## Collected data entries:
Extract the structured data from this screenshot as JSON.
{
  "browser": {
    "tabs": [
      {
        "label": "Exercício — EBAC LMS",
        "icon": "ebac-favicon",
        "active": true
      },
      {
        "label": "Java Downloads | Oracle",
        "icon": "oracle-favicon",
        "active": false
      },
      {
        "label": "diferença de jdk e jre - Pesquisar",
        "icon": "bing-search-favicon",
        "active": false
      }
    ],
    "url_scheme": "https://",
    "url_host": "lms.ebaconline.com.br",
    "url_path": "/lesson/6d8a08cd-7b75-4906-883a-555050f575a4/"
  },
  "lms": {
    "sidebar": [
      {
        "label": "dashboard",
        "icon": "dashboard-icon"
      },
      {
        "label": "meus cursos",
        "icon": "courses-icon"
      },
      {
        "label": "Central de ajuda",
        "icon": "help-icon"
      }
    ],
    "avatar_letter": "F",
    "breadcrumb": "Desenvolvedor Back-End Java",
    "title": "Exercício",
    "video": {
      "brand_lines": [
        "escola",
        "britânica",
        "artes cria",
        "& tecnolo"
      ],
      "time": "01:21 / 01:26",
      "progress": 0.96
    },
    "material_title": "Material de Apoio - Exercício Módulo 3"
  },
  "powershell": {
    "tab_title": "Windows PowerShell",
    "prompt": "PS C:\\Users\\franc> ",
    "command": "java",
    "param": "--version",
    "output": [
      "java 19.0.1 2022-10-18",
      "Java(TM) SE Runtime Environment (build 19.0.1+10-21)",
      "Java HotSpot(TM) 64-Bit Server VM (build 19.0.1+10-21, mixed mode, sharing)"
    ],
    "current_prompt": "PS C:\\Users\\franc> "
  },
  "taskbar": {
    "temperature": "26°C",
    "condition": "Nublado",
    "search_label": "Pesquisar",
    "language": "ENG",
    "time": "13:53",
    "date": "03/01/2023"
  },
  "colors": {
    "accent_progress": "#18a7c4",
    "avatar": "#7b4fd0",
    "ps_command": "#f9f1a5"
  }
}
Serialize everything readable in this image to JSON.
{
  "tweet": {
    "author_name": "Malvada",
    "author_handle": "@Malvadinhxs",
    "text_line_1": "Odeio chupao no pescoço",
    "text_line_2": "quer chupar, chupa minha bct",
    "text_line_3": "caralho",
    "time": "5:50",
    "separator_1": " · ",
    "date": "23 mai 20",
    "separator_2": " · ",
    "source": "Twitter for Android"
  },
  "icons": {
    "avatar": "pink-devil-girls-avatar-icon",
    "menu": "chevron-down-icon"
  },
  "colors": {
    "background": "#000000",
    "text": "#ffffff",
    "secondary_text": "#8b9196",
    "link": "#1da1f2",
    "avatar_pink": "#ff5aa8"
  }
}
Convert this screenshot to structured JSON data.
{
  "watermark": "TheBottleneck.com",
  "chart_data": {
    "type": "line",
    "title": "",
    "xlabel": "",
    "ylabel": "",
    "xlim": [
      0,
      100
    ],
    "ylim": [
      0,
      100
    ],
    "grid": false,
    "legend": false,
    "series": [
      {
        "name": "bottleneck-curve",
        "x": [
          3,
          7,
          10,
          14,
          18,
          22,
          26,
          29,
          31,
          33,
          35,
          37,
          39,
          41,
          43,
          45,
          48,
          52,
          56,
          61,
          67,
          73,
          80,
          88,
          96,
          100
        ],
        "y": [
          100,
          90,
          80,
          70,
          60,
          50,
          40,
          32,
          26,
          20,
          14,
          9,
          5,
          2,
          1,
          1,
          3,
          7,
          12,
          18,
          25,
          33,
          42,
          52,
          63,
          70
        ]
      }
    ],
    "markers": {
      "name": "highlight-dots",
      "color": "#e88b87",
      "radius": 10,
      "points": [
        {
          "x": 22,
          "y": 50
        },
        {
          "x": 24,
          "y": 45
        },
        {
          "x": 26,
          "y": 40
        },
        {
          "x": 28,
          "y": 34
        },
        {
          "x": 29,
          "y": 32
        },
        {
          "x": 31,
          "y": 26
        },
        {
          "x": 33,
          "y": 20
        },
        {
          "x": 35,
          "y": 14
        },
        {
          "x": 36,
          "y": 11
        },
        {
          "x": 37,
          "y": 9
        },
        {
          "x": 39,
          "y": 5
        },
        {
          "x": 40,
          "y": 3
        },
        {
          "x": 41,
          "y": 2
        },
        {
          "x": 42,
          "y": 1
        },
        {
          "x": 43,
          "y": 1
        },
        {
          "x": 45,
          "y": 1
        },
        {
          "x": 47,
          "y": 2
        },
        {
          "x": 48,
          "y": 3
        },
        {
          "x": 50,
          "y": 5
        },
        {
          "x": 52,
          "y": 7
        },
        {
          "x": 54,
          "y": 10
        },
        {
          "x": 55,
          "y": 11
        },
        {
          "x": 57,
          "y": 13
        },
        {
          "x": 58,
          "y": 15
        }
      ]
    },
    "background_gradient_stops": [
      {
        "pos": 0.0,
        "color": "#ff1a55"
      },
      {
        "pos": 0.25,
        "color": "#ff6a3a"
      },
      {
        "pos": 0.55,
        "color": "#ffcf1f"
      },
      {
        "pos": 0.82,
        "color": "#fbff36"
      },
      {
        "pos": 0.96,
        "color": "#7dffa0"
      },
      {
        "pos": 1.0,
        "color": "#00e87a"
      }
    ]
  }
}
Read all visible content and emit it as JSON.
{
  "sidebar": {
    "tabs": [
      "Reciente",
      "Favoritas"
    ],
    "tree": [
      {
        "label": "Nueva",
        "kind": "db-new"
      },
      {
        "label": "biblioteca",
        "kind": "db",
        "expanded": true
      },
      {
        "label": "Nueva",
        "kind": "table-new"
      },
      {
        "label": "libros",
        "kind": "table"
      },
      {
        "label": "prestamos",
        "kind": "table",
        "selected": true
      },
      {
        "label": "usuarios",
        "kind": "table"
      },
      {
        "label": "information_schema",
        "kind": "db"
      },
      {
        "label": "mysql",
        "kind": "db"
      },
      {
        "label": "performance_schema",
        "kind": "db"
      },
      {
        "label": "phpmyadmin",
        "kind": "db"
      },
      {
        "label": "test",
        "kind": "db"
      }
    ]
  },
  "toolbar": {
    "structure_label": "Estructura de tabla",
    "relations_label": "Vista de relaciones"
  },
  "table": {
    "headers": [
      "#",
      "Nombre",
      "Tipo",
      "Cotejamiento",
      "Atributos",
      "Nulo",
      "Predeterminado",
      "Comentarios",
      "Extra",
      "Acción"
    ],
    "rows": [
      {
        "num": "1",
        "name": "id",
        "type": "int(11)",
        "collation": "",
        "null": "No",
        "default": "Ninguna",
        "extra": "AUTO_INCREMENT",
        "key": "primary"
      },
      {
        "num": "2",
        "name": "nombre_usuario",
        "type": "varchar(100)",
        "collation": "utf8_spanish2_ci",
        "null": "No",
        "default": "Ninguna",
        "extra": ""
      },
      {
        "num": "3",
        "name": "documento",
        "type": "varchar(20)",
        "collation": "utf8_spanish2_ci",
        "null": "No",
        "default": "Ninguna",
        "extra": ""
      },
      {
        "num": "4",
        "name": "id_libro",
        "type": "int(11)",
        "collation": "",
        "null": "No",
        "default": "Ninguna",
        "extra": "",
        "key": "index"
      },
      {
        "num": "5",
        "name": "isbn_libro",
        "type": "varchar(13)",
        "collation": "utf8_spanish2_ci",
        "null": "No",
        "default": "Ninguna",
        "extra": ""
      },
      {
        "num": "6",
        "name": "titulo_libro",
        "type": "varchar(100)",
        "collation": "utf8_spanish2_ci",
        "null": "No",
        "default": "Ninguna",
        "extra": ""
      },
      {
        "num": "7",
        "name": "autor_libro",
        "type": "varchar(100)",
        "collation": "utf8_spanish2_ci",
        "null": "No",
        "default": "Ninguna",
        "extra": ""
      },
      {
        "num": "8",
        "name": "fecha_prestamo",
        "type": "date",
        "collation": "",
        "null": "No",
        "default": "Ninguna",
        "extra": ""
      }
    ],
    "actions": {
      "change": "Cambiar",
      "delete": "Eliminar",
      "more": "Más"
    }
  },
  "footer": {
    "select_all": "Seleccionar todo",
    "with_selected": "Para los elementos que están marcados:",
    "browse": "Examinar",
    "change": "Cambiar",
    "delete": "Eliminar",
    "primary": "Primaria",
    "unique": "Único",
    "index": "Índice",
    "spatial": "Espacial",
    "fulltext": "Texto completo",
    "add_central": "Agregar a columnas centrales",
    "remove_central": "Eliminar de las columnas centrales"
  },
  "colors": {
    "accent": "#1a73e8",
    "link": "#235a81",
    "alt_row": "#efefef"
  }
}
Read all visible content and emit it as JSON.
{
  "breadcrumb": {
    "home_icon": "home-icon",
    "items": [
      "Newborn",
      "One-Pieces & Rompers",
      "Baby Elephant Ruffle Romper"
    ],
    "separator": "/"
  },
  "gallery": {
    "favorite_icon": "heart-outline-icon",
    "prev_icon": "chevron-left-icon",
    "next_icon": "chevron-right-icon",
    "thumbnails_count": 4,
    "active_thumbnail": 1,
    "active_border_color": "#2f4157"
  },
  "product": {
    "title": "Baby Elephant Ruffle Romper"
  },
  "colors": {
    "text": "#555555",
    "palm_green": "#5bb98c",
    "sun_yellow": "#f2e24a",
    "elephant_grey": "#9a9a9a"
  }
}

## What the exercise asks:
Looking at the material above, count the lines containing the string "date" and reply with the count alone.

## Output below:
3